# TASK ITEM:
Only the lines containing the string "Services" are needed; copy all of them from the listing.

# EXCERPTED RECORDS:
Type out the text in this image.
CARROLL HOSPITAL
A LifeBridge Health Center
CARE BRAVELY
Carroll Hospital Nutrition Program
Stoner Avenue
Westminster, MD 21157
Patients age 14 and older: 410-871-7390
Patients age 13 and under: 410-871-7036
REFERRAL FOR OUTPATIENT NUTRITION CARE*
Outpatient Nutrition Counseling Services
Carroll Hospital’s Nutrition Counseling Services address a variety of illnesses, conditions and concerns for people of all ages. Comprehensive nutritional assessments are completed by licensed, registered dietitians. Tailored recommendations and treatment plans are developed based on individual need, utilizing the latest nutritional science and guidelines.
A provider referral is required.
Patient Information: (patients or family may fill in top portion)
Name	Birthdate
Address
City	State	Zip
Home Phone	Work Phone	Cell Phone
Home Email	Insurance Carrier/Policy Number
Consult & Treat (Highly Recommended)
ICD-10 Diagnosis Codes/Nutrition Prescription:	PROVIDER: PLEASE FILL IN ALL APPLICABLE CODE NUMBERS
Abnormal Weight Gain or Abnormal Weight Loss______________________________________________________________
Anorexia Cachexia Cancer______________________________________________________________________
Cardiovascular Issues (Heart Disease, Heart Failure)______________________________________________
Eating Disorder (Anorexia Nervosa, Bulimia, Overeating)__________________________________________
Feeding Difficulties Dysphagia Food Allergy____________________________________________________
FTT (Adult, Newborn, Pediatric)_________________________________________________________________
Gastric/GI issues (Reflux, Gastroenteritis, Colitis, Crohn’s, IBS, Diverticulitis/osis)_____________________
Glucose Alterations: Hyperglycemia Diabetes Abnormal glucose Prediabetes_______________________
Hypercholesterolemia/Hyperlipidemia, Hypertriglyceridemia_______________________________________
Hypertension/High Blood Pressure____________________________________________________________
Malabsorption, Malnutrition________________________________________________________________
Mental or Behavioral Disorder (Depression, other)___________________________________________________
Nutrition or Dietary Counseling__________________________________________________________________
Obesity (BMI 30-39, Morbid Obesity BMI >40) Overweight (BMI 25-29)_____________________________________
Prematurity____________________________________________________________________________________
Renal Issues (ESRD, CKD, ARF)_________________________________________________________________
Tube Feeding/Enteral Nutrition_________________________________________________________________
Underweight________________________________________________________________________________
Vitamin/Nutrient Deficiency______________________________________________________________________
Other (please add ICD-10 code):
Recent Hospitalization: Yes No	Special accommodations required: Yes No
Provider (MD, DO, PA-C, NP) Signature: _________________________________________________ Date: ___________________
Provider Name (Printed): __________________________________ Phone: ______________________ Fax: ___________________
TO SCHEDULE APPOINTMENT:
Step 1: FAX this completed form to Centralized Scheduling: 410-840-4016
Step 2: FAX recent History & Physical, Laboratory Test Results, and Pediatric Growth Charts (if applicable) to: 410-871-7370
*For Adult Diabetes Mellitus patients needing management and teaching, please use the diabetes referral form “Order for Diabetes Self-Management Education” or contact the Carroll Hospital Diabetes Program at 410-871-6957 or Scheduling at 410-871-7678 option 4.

# REPLY TO THE TASK:
Outpatient Nutrition Counseling Services
Carroll Hospital’s Nutrition Counseling Services address a variety of illnesses, conditions and concerns for people of all ages. Comprehensive nutritional assessments are completed by licensed, registered dietitians. Tailored recommendations and treatment plans are developed based on individual need, utilizing the latest nutritional science and guidelines.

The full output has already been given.